[Begin RECORDS]

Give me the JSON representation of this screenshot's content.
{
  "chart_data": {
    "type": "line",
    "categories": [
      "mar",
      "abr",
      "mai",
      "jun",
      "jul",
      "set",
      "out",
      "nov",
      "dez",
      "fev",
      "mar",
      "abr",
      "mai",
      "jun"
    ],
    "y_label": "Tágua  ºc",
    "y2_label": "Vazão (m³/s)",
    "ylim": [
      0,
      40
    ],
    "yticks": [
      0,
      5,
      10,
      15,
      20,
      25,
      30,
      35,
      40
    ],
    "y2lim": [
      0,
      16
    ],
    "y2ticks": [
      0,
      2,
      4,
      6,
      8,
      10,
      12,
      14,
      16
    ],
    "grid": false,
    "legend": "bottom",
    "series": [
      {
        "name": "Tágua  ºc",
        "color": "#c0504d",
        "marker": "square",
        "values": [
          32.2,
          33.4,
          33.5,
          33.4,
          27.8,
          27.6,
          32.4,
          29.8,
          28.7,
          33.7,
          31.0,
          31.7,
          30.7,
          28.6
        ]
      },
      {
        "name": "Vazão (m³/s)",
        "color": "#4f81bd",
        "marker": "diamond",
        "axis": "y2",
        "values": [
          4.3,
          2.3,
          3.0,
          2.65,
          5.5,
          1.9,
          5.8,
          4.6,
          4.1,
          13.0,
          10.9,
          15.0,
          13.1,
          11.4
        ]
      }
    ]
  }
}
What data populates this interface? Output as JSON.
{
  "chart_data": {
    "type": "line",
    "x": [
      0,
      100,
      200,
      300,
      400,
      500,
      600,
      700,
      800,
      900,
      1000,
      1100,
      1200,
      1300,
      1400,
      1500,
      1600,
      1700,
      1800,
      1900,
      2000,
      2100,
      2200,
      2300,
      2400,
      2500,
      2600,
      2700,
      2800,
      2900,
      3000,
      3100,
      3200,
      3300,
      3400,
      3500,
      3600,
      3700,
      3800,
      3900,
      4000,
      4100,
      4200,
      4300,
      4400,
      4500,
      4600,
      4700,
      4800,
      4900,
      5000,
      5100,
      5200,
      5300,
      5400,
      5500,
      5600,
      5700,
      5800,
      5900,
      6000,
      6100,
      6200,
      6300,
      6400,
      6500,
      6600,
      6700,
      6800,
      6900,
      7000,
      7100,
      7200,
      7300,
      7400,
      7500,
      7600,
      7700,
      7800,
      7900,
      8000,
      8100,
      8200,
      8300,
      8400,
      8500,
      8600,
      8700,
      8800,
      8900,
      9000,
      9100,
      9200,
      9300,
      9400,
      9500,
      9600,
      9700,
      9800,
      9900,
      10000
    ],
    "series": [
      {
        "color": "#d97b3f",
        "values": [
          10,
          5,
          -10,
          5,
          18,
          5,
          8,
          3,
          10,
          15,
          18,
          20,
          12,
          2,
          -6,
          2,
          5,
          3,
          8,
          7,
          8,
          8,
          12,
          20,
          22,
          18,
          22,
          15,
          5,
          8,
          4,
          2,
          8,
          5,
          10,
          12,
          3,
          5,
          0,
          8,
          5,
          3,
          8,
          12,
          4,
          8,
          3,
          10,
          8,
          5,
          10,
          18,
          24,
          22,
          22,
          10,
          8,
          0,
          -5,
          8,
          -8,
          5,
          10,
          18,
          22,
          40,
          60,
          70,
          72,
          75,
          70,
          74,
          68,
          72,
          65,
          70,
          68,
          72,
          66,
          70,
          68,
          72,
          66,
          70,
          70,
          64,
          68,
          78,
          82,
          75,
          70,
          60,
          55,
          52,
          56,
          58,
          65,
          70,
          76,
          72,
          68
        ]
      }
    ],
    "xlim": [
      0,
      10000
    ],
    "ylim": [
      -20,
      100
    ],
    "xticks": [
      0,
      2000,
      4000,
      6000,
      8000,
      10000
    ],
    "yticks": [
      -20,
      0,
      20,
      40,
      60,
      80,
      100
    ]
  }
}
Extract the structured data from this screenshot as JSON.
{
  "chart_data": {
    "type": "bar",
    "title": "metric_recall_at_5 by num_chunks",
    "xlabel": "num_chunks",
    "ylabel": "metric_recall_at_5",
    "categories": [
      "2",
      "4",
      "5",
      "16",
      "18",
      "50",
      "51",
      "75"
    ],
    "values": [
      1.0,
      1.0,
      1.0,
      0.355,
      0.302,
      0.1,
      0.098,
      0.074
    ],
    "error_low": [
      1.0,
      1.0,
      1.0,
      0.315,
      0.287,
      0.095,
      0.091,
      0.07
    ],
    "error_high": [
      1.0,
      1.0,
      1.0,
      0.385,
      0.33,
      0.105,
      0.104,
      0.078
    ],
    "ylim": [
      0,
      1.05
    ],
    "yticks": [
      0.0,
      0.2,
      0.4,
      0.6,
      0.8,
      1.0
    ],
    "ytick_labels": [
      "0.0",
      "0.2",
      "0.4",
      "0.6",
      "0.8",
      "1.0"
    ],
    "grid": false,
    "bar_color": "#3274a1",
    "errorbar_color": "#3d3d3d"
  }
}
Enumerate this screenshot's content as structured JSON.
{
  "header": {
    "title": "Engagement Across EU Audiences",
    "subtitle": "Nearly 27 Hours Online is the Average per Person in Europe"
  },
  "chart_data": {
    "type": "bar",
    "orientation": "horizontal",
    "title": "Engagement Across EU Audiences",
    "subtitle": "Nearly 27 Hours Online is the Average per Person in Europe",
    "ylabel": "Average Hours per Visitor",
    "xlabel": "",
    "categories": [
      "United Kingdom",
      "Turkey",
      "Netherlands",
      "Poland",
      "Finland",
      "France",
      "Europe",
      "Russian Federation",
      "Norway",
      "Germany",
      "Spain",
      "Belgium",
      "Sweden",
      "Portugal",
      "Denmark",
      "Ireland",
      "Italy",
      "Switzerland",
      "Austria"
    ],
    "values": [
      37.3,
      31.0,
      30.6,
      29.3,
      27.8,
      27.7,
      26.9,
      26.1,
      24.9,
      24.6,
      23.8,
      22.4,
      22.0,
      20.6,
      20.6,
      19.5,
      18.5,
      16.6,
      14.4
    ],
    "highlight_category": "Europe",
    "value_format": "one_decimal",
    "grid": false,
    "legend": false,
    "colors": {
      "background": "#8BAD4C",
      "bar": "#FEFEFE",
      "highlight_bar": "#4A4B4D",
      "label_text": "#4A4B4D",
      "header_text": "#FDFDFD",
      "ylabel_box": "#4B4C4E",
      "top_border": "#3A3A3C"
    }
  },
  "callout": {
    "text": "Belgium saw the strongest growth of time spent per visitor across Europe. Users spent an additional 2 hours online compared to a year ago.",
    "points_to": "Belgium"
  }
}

[End RECORDS]

» TASK TO COMPLETE:
Copy every record exactly as presented.

» RESPONSE TO THE TASK:
Give me the JSON representation of this screenshot's content.
{
  "chart_data": {
    "type": "line",
    "categories": [
      "mar",
      "abr",
      "mai",
      "jun",
      "jul",
      "set",
      "out",
      "nov",
      "dez",
      "fev",
      "mar",
      "abr",
      "mai",
      "jun"
    ],
    "y_label": "Tágua  ºc",
    "y2_label": "Vazão (m³/s)",
    "ylim": [
      0,
      40
    ],
    "yticks": [
      0,
      5,
      10,
      15,
      20,
      25,
      30,
      35,
      40
    ],
    "y2lim": [
      0,
      16
    ],
    "y2ticks": [
      0,
      2,
      4,
      6,
      8,
      10,
      12,
      14,
      16
    ],
    "grid": false,
    "legend": "bottom",
    "series": [
      {
        "name": "Tágua  ºc",
        "color": "#c0504d",
        "marker": "square",
        "values": [
          32.2,
          33.4,
          33.5,
          33.4,
          27.8,
          27.6,
          32.4,
          29.8,
          28.7,
          33.7,
          31.0,
          31.7,
          30.7,
          28.6
        ]
      },
      {
        "name": "Vazão (m³/s)",
        "color": "#4f81bd",
        "marker": "diamond",
        "axis": "y2",
        "values": [
          4.3,
          2.3,
          3.0,
          2.65,
          5.5,
          1.9,
          5.8,
          4.6,
          4.1,
          13.0,
          10.9,
          15.0,
          13.1,
          11.4
        ]
      }
    ]
  }
}
What data populates this interface? Output as JSON.
{
  "chart_data": {
    "type": "line",
    "x": [
      0,
      100,
      200,
      300,
      400,
      500,
      600,
      700,
      800,
      900,
      1000,
      1100,
      1200,
      1300,
      1400,
      1500,
      1600,
      1700,
      1800,
      1900,
      2000,
      2100,
      2200,
      2300,
      2400,
      2500,
      2600,
      2700,
      2800,
      2900,
      3000,
      3100,
      3200,
      3300,
      3400,
      3500,
      3600,
      3700,
      3800,
      3900,
      4000,
      4100,
      4200,
      4300,
      4400,
      4500,
      4600,
      4700,
      4800,
      4900,
      5000,
      5100,
      5200,
      5300,
      5400,
      5500,
      5600,
      5700,
      5800,
      5900,
      6000,
      6100,
      6200,
      6300,
      6400,
      6500,
      6600,
      6700,
      6800,
      6900,
      7000,
      7100,
      7200,
      7300,
      7400,
      7500,
      7600,
      7700,
      7800,
      7900,
      8000,
      8100,
      8200,
      8300,
      8400,
      8500,
      8600,
      8700,
      8800,
      8900,
      9000,
      9100,
      9200,
      9300,
      9400,
      9500,
      9600,
      9700,
      9800,
      9900,
      10000
    ],
    "series": [
      {
        "color": "#d97b3f",
        "values": [
          10,
          5,
          -10,
          5,
          18,
          5,
          8,
          3,
          10,
          15,
          18,
          20,
          12,
          2,
          -6,
          2,
          5,
          3,
          8,
          7,
          8,
          8,
          12,
          20,
          22,
          18,
          22,
          15,
          5,
          8,
          4,
          2,
          8,
          5,
          10,
          12,
          3,
          5,
          0,
          8,
          5,
          3,
          8,
          12,
          4,
          8,
          3,
          10,
          8,
          5,
          10,
          18,
          24,
          22,
          22,
          10,
          8,
          0,
          -5,
          8,
          -8,
          5,
          10,
          18,
          22,
          40,
          60,
          70,
          72,
          75,
          70,
          74,
          68,
          72,
          65,
          70,
          68,
          72,
          66,
          70,
          68,
          72,
          66,
          70,
          70,
          64,
          68,
          78,
          82,
          75,
          70,
          60,
          55,
          52,
          56,
          58,
          65,
          70,
          76,
          72,
          68
        ]
      }
    ],
    "xlim": [
      0,
      10000
    ],
    "ylim": [
      -20,
      100
    ],
    "xticks": [
      0,
      2000,
      4000,
      6000,
      8000,
      10000
    ],
    "yticks": [
      -20,
      0,
      20,
      40,
      60,
      80,
      100
    ]
  }
}
Extract the structured data from this screenshot as JSON.
{
  "chart_data": {
    "type": "bar",
    "title": "metric_recall_at_5 by num_chunks",
    "xlabel": "num_chunks",
    "ylabel": "metric_recall_at_5",
    "categories": [
      "2",
      "4",
      "5",
      "16",
      "18",
      "50",
      "51",
      "75"
    ],
    "values": [
      1.0,
      1.0,
      1.0,
      0.355,
      0.302,
      0.1,
      0.098,
      0.074
    ],
    "error_low": [
      1.0,
      1.0,
      1.0,
      0.315,
      0.287,
      0.095,
      0.091,
      0.07
    ],
    "error_high": [
      1.0,
      1.0,
      1.0,
      0.385,
      0.33,
      0.105,
      0.104,
      0.078
    ],
    "ylim": [
      0,
      1.05
    ],
    "yticks": [
      0.0,
      0.2,
      0.4,
      0.6,
      0.8,
      1.0
    ],
    "ytick_labels": [
      "0.0",
      "0.2",
      "0.4",
      "0.6",
      "0.8",
      "1.0"
    ],
    "grid": false,
    "bar_color": "#3274a1",
    "errorbar_color": "#3d3d3d"
  }
}
Enumerate this screenshot's content as structured JSON.
{
  "header": {
    "title": "Engagement Across EU Audiences",
    "subtitle": "Nearly 27 Hours Online is the Average per Person in Europe"
  },
  "chart_data": {
    "type": "bar",
    "orientation": "horizontal",
    "title": "Engagement Across EU Audiences",
    "subtitle": "Nearly 27 Hours Online is the Average per Person in Europe",
    "ylabel": "Average Hours per Visitor",
    "xlabel": "",
    "categories": [
      "United Kingdom",
      "Turkey",
      "Netherlands",
      "Poland",
      "Finland",
      "France",
      "Europe",
      "Russian Federation",
      "Norway",
      "Germany",
      "Spain",
      "Belgium",
      "Sweden",
      "Portugal",
      "Denmark",
      "Ireland",
      "Italy",
      "Switzerland",
      "Austria"
    ],
    "values": [
      37.3,
      31.0,
      30.6,
      29.3,
      27.8,
      27.7,
      26.9,
      26.1,
      24.9,
      24.6,
      23.8,
      22.4,
      22.0,
      20.6,
      20.6,
      19.5,
      18.5,
      16.6,
      14.4
    ],
    "highlight_category": "Europe",
    "value_format": "one_decimal",
    "grid": false,
    "legend": false,
    "colors": {
      "background": "#8BAD4C",
      "bar": "#FEFEFE",
      "highlight_bar": "#4A4B4D",
      "label_text": "#4A4B4D",
      "header_text": "#FDFDFD",
      "ylabel_box": "#4B4C4E",
      "top_border": "#3A3A3C"
    }
  },
  "callout": {
    "text": "Belgium saw the strongest growth of time spent per visitor across Europe. Users spent an additional 2 hours online compared to a year ago.",
    "points_to": "Belgium"
  }
}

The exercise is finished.